■ Exercise description ■
Find every line in the records below that contains the word "leídos", and copy each such line.

■ Supplied information ■
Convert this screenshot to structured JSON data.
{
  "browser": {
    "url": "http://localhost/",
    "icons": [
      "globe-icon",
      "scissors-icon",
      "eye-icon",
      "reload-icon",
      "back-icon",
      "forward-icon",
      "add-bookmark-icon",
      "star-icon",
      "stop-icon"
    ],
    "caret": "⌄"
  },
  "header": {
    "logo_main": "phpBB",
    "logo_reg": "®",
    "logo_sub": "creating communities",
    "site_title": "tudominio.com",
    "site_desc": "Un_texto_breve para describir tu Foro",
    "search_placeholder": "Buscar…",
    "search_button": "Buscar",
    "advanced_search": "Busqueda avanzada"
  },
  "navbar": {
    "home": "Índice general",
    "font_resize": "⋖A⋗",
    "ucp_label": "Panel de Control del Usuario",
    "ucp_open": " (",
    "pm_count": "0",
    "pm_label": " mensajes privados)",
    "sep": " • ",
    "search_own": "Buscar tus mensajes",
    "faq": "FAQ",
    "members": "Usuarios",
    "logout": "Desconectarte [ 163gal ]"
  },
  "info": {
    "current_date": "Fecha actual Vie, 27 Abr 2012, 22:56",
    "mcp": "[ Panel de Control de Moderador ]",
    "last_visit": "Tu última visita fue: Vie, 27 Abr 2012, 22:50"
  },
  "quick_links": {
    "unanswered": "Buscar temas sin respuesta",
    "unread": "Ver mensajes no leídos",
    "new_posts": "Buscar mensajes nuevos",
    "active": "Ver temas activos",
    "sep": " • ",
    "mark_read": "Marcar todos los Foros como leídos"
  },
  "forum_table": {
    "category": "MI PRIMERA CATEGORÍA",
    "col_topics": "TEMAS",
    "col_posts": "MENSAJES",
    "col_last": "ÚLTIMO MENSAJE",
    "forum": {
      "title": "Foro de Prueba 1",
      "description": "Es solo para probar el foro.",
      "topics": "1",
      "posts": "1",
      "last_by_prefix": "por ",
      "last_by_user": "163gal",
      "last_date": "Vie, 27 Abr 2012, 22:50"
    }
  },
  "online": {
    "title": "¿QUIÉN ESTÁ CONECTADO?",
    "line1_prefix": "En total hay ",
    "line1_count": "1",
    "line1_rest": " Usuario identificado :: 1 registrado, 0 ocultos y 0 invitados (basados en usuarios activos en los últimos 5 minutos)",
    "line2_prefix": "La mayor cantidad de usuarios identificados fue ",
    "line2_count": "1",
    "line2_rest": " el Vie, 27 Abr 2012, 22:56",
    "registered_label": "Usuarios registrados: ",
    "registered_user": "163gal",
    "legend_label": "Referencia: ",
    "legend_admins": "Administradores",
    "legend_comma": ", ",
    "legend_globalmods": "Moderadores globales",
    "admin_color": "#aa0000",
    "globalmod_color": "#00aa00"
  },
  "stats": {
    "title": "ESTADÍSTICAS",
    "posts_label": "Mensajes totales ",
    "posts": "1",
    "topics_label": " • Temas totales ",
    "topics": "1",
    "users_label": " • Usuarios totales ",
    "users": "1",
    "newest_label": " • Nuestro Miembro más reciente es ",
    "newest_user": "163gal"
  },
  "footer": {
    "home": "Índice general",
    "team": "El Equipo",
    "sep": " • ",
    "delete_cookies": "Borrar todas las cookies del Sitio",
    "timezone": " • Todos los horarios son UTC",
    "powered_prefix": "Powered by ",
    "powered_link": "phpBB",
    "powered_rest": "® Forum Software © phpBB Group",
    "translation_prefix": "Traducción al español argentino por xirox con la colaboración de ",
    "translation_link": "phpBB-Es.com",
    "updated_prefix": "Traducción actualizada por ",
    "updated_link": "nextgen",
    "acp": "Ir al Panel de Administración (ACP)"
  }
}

■ Problem solution ■
    "unread": "Ver mensajes no leídos",
    "mark_read": "Marcar todos los Foros como leídos"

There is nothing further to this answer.